Request = Gather, from the data below, each line in which the word "model" occurs.

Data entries
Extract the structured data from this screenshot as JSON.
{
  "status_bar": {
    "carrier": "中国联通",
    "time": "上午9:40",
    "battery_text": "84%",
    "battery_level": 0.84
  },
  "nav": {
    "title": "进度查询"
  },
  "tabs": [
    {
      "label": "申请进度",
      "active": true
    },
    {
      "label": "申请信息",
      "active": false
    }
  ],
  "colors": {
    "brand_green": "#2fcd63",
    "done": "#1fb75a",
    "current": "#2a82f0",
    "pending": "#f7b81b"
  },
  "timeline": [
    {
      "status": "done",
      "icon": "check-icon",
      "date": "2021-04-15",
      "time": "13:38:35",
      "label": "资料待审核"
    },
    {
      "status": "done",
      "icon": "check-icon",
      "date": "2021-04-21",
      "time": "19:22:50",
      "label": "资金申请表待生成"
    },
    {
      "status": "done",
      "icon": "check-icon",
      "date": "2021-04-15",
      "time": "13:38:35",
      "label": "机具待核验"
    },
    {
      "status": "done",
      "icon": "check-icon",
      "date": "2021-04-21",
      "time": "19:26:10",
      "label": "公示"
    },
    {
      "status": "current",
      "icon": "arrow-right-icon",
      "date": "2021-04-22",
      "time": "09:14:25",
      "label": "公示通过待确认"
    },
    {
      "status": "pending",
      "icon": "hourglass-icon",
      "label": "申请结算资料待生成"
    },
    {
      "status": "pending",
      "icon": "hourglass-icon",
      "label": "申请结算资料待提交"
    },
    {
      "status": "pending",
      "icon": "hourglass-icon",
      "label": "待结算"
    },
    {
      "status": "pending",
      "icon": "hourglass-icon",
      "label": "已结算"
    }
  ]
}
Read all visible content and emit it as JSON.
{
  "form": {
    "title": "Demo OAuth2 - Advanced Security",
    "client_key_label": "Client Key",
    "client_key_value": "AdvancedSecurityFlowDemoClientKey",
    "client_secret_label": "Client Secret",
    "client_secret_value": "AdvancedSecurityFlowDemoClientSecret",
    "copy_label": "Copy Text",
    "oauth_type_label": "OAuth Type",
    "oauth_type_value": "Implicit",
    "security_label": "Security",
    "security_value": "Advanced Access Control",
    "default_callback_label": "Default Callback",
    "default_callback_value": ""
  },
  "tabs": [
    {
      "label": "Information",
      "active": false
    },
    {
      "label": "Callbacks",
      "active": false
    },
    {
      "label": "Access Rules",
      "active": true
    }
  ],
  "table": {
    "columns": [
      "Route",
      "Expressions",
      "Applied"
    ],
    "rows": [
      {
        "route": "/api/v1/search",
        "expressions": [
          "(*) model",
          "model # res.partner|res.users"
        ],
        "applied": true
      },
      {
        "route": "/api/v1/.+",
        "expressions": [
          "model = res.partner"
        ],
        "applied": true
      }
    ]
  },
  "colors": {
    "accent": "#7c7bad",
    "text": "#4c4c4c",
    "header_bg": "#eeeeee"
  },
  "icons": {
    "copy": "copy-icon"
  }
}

Complete answer =
          "(*) model",
          "model # res.partner|res.users"
          "model = res.partner"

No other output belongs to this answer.